# Breeder Northern Virginia



## Kkelley (Apr 6, 2012)

I am very interested in purchasing a German Shepard puppy or youg dog 2 yr or younger. Anywhere in No. VA., Virginia, West VA. Have owned GS for 20 Yrs the first out of Atley Ruger. 

Would love recommendations where to go. Thank you.


----------



## WVGSD (Nov 28, 2006)

The breed is "German Shepherd," not German Shepard. It will help you if you use the correct breed name when opening dialogue with breeders.


----------



## TCAP1 (Mar 28, 2012)

Kkelley

Sure it was a simpel typo - i do ti al eht time.:laugh:

there are a few - 

Haus Juris - have 2 form Megan. Excellent 
Johnson-Haus & Blackthorn are a few more i hear good things from, believe there are a few more that are in the area also, can't think of them right now. Do a search for Viginia breeders here & you'll find them.

good luck & don't hesitate to ask any ?'s here. There's of good poeple here to help


----------



## MaggieRoseLee (Aug 17, 2001)

Kkelley said:


> I am very interested in purchasing a German Shepard puppy or youg dog 2 yr or younger. Anywhere in No. VA., Virginia, West VA. Have owned GS for 20 Yrs the first out of Atley Ruger.
> 
> Would love recommendations where to go. Thank you.

> [Task directions]: Extend the forum thread about finding a German Shepherd breeder in Northern Virginia, starting right after its last line. The entries that come next have no connection to the breeder thread.

> [Record extracts]:
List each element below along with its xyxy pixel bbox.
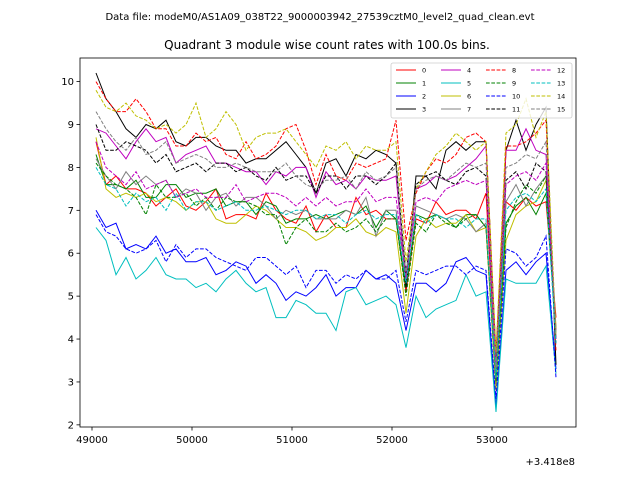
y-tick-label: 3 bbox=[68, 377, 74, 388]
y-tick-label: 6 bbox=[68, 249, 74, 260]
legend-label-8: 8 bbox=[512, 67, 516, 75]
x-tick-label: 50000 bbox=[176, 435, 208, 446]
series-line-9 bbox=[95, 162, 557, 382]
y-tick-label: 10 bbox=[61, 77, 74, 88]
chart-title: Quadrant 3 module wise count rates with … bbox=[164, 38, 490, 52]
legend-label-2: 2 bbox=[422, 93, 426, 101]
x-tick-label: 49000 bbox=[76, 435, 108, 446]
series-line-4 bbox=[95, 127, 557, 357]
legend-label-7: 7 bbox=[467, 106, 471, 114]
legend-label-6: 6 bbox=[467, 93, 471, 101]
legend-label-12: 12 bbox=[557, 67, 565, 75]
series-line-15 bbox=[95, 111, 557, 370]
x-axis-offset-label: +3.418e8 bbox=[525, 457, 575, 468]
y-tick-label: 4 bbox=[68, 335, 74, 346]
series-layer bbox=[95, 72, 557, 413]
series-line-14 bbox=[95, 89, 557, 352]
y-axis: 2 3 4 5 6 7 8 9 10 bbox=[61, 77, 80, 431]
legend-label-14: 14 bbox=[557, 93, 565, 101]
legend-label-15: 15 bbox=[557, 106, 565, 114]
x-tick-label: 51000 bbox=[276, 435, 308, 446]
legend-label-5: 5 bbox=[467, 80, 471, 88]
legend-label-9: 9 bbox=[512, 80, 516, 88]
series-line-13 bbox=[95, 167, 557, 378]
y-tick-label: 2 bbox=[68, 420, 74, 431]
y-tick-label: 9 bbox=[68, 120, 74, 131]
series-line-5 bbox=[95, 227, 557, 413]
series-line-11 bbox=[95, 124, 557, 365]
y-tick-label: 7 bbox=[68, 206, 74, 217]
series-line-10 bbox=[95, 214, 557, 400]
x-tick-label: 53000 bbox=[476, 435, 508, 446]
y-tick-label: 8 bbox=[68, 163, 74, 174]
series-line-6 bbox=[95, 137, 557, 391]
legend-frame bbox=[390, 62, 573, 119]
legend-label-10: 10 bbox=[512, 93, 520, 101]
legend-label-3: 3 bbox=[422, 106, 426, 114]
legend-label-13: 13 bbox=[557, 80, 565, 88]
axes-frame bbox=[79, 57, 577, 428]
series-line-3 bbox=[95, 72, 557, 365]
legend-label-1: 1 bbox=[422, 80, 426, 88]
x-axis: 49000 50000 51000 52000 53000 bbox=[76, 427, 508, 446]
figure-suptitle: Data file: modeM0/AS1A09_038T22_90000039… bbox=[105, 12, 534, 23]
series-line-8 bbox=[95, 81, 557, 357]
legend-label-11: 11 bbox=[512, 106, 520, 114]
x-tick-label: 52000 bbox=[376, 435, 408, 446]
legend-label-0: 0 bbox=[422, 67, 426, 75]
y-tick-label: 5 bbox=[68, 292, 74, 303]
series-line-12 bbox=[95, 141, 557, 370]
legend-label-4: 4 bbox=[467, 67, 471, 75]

==

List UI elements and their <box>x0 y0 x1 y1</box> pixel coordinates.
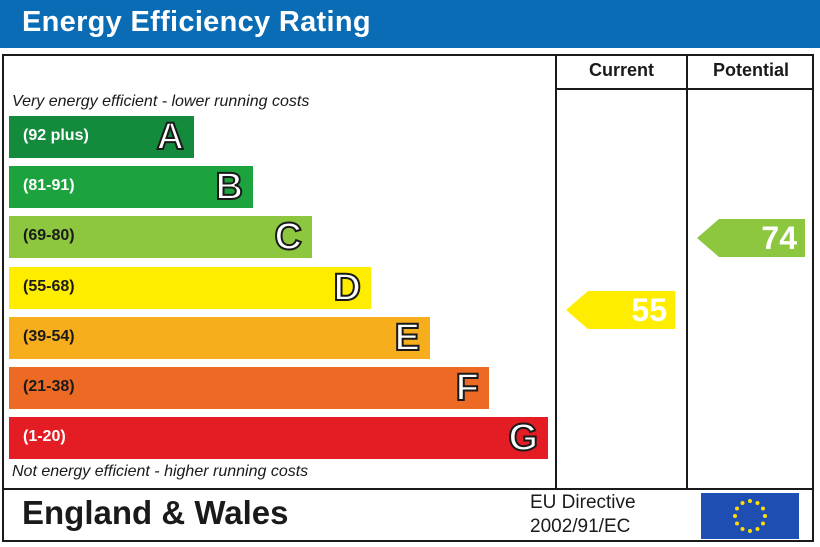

> [Final result]:
There are many poor breeders out there and you may buy an adorable puppy and end up with a nightmare with health and/or temperament issues.

PLUS a GSD isn't a GSD isn't a GSD. There are many different 'flavors' out there and the perfect dog for me may not be the perfect GSD for someone else. The most responsible breeders are aware of that and help with puppy selection (or recommend going somewhere else).

SO best thing is to make sure you read up on the following sites so the best breeders will consider you for their dogs!

http://www.germanshepherds.com/forum/choosing-breeder/137533-things-look-responsible-breeder.html

PLUS

http://www.germanshepherds.com/foru...79460-different-flavors-german-shepherds.html


----------



## jprice103 (Feb 16, 2011)

I highly recommend Johnson-Haus in Maryland. I have a puppy from them, and he is just perfect!!! :wub:


----------



## SpookyShepherd (Oct 12, 2010)

I have a Blackthorn GSD and would (will) certainly go back to Christine for future dog(s). Christine at Blackthorn Working German Shepherds did an awesome job matching the puppy personality to our family's activity level and lifestyle. Highly recommended!!


----------



## Ace952 (Aug 5, 2010)

depends on what you are looking for.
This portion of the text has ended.